**Aim:** Please reproduce the items word for word, starting at the line containing "List 22 of the" and ending at the line containing "bar [342,390,383,434]", with both of those lines included.

^^^^^^^^

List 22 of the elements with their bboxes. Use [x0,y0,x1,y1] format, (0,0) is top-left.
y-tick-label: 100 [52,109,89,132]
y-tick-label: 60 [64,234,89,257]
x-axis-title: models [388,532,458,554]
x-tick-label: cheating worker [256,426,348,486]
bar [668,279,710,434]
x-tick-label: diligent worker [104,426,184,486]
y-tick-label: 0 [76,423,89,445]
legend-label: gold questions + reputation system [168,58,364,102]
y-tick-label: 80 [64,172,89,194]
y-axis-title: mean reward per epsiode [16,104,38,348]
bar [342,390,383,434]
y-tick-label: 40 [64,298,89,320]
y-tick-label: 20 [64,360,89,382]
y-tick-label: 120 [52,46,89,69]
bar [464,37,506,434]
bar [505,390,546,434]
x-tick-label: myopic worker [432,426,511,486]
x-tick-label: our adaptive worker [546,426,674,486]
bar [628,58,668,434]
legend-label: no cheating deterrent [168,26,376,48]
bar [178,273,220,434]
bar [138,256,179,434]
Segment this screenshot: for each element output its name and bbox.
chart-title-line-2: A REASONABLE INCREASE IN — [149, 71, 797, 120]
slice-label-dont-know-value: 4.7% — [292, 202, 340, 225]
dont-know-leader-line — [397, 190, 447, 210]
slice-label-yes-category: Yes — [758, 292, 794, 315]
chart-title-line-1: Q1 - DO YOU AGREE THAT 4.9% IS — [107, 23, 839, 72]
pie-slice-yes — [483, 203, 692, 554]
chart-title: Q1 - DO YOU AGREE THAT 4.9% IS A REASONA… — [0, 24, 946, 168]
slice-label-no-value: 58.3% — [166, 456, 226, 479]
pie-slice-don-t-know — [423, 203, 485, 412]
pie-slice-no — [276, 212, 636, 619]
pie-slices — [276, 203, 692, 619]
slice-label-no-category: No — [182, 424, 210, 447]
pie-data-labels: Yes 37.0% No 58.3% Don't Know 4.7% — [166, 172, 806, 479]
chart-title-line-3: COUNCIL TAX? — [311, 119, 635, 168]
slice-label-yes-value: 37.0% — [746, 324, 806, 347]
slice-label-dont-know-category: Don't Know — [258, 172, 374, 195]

^^^^^^^^

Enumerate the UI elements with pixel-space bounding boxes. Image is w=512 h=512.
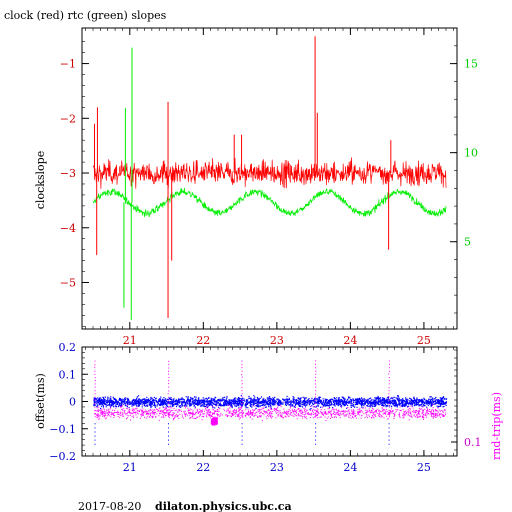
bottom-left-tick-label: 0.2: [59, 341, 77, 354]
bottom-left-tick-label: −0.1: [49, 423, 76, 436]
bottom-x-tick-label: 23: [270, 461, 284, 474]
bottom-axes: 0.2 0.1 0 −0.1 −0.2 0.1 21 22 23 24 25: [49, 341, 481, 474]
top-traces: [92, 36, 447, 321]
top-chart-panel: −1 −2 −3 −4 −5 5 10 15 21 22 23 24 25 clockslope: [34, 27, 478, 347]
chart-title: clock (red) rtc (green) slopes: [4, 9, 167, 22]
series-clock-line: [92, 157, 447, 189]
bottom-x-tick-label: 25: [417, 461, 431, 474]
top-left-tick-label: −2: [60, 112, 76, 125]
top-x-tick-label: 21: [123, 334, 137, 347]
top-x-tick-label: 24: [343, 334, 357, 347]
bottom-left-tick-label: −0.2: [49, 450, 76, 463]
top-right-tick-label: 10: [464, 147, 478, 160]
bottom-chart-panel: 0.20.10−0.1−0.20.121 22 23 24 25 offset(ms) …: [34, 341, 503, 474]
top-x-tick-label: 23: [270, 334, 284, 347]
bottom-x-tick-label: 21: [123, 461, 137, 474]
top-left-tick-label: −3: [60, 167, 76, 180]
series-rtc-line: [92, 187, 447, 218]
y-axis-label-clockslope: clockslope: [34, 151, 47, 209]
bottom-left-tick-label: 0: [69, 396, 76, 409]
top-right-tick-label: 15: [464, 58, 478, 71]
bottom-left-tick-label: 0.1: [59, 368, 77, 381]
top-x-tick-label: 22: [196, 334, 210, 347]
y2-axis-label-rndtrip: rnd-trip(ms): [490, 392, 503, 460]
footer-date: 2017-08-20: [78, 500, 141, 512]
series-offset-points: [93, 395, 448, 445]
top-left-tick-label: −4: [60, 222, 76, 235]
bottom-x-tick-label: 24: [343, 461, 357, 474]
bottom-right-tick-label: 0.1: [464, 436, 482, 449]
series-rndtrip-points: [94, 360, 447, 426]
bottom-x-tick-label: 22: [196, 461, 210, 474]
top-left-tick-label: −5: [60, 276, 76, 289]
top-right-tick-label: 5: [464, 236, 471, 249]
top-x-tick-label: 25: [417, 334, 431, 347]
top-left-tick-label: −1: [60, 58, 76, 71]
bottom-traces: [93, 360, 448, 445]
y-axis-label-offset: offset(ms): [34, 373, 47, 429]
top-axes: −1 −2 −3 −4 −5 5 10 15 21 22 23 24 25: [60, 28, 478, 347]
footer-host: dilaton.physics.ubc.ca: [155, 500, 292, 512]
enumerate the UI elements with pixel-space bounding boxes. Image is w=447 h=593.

^^^^^^^^

**Solution to this problem:**
List 22 of the elements with their bboxes. Use [x0,y0,x1,y1] format, (0,0) is top-left.
y-tick-label: 100 [52,109,89,132]
y-tick-label: 60 [64,234,89,257]
x-axis-title: models [388,532,458,554]
x-tick-label: cheating worker [256,426,348,486]
bar [668,279,710,434]
x-tick-label: diligent worker [104,426,184,486]
y-tick-label: 0 [76,423,89,445]
legend-label: gold questions + reputation system [168,58,364,102]
y-tick-label: 80 [64,172,89,194]
y-axis-title: mean reward per epsiode [16,104,38,348]
bar [342,390,383,434]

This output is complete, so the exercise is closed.